# [Exercise task]
Find the word "dazi" in the listing; pull out each line holding it.

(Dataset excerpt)
|---|
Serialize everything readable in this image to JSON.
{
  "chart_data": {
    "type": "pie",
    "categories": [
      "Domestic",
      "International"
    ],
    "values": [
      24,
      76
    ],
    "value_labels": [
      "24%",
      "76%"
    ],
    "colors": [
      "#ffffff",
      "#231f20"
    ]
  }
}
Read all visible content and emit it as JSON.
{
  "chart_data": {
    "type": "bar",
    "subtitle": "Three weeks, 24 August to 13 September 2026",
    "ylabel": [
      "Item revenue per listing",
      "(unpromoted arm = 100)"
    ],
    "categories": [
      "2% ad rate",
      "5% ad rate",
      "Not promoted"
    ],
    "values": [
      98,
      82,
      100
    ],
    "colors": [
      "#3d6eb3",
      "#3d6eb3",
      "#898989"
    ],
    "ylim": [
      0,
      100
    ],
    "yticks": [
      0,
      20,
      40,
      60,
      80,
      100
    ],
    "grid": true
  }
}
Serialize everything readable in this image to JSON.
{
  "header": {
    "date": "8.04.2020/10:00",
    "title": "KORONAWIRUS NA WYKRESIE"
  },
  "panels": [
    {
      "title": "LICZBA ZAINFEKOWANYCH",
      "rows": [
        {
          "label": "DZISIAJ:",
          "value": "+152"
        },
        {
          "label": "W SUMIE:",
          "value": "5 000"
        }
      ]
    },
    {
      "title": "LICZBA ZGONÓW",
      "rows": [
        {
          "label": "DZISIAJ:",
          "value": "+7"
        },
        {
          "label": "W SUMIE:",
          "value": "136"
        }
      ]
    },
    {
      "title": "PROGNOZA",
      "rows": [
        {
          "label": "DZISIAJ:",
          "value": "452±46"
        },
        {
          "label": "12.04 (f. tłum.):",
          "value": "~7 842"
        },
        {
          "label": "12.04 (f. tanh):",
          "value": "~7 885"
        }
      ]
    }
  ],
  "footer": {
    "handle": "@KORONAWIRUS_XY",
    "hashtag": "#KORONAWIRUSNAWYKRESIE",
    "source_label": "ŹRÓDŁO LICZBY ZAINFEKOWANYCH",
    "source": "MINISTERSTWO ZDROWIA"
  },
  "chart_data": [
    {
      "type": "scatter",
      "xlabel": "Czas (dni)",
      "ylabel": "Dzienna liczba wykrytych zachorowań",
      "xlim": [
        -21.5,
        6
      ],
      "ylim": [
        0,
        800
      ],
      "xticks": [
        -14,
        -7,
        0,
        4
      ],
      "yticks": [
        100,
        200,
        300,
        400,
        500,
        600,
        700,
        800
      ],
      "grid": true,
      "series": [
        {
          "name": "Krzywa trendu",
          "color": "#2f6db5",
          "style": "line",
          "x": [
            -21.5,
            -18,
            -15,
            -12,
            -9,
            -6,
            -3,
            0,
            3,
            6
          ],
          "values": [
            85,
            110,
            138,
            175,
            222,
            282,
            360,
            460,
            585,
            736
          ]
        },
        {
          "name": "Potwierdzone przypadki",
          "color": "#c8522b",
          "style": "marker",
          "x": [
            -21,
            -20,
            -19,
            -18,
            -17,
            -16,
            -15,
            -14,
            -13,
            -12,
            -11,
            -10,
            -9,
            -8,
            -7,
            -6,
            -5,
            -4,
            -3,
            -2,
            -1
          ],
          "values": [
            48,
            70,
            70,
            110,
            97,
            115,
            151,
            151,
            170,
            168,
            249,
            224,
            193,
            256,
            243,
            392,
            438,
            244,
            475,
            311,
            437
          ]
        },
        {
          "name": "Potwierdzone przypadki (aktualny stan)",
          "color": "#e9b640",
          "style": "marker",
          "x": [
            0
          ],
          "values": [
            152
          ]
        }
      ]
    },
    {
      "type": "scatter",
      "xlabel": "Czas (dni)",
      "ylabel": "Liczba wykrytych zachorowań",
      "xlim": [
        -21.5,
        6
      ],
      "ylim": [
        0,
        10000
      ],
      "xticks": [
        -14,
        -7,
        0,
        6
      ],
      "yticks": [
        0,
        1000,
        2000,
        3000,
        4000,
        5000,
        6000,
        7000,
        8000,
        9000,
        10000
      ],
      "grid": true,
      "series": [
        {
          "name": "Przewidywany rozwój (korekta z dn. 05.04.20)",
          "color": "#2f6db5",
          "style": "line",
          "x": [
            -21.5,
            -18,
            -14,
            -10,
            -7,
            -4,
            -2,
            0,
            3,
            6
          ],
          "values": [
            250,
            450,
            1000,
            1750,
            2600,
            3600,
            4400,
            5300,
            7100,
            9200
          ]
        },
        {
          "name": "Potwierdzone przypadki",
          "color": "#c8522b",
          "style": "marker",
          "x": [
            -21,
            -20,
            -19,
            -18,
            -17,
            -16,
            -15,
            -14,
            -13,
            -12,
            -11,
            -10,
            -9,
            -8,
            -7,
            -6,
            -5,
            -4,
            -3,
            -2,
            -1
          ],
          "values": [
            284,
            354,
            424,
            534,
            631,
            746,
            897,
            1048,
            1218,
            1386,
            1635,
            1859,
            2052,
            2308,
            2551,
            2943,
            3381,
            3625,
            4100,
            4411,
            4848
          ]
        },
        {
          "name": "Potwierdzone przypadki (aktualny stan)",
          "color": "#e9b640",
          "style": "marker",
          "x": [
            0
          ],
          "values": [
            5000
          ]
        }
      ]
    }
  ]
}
|---|
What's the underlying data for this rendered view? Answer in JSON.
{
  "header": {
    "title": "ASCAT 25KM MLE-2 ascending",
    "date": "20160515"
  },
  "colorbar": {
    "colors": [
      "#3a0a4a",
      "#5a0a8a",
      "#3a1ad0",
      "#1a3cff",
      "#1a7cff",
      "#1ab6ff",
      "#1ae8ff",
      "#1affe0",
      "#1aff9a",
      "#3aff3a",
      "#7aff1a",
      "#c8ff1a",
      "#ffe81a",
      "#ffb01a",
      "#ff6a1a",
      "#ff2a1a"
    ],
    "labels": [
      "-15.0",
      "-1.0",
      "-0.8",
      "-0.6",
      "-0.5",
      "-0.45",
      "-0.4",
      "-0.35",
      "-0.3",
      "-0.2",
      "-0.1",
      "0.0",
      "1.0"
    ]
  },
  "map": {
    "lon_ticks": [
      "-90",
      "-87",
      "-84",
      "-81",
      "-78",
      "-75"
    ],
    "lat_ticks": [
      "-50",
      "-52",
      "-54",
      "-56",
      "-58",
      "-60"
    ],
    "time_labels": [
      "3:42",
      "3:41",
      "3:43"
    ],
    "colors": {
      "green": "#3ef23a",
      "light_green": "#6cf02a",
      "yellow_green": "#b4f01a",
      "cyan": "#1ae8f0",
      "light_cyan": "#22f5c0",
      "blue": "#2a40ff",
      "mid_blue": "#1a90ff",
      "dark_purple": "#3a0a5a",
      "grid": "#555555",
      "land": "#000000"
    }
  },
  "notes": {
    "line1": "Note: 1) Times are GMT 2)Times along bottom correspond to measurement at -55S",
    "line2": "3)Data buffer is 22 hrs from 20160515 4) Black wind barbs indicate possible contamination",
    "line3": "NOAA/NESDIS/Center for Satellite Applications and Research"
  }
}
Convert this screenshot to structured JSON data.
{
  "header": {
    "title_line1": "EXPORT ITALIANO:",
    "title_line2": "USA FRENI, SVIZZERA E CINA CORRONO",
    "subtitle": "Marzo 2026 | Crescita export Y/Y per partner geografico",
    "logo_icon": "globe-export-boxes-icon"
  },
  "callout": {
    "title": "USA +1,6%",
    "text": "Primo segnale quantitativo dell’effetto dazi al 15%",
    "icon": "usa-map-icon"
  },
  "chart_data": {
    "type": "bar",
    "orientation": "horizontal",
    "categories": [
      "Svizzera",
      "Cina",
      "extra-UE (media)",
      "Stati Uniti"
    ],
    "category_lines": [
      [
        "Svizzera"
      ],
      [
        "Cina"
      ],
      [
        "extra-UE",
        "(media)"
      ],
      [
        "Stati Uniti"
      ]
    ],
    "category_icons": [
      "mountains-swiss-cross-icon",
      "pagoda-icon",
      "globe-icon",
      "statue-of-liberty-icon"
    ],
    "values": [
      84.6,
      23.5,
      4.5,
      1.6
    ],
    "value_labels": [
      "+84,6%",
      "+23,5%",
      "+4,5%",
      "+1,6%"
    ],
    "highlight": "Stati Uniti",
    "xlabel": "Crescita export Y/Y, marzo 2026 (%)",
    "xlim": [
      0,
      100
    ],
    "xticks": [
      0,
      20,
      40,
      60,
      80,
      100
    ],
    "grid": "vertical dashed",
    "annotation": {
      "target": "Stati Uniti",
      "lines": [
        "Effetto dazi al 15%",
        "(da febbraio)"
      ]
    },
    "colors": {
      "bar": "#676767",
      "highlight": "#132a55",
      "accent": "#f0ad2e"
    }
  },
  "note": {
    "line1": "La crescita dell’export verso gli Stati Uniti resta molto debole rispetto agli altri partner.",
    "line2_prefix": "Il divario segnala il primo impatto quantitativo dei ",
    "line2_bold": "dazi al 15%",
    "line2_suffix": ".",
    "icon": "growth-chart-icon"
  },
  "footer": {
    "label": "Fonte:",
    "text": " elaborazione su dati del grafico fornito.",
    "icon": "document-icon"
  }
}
|---|
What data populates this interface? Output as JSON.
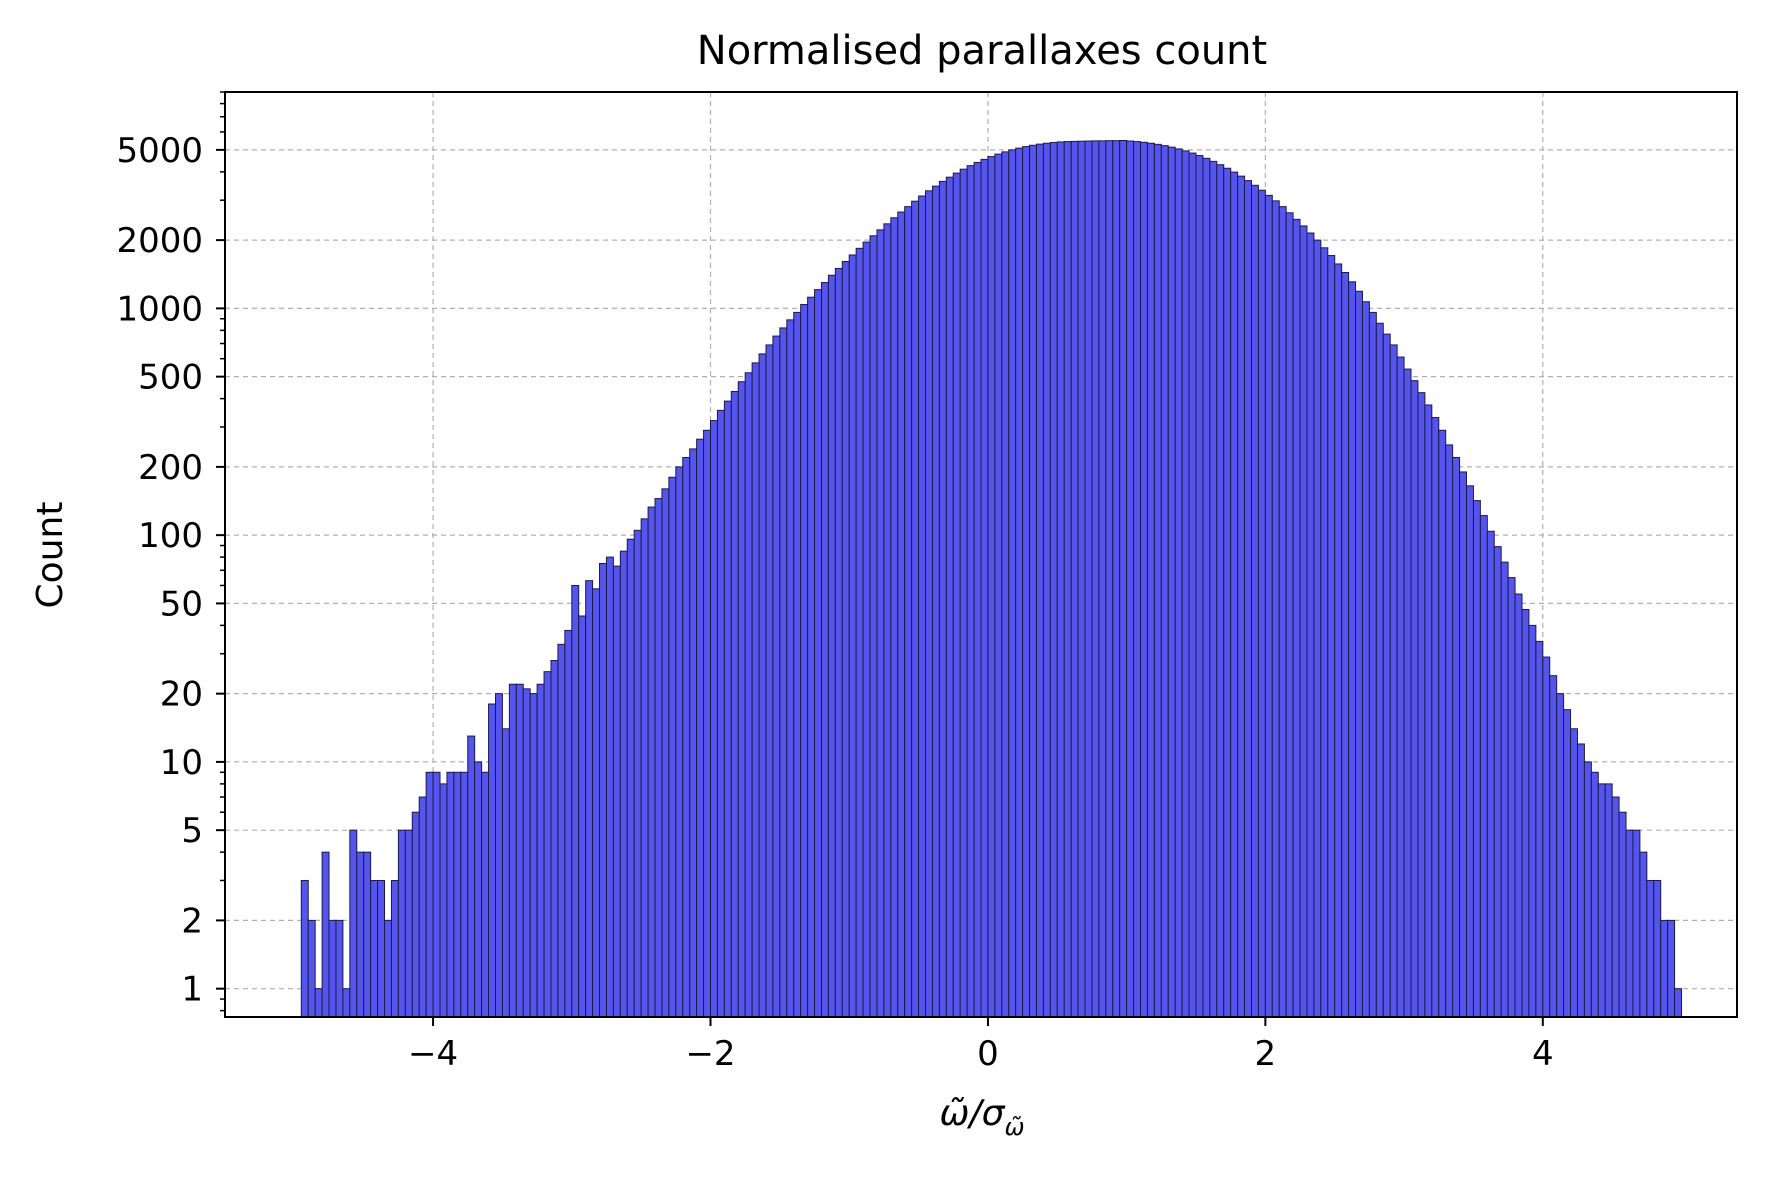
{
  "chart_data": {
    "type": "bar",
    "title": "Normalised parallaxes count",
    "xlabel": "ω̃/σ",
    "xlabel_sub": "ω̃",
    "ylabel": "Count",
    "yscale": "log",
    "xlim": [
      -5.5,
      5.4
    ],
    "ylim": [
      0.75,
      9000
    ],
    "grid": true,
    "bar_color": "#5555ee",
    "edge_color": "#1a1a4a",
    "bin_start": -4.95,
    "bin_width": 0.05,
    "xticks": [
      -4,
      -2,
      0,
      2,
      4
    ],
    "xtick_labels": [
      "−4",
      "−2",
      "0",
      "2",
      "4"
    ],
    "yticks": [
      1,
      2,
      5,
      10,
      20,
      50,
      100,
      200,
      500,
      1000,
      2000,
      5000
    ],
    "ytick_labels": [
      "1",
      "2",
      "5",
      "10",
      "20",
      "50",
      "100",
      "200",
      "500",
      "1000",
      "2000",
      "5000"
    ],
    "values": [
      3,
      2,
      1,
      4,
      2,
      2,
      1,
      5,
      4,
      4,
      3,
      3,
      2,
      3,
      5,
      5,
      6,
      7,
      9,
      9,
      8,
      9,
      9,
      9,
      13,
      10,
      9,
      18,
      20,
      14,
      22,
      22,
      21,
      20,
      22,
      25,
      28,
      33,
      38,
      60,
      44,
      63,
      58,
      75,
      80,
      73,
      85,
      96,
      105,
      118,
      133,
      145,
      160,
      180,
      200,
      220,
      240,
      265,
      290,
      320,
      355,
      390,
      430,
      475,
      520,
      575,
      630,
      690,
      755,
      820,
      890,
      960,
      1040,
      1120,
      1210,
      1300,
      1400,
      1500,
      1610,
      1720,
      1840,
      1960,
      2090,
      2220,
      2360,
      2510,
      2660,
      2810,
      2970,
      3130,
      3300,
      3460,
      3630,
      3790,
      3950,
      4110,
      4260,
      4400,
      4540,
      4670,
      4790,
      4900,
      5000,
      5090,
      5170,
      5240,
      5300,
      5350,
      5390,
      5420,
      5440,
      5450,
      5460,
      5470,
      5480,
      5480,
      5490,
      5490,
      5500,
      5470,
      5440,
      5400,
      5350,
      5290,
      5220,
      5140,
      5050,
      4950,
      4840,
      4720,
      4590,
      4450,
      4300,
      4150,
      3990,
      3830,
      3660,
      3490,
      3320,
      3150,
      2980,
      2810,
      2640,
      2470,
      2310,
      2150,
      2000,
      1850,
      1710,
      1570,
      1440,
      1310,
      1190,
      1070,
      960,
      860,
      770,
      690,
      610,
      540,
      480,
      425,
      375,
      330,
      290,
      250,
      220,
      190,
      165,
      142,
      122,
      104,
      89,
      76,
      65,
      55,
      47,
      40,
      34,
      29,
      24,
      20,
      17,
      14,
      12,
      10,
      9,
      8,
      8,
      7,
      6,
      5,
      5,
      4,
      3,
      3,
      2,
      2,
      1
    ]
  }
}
|---|
# [Reply]
    "text": "Primo segnale quantitativo dell’effetto dazi al 15%",
        "Effetto dazi al 15%",
    "line2_bold": "dazi al 15%",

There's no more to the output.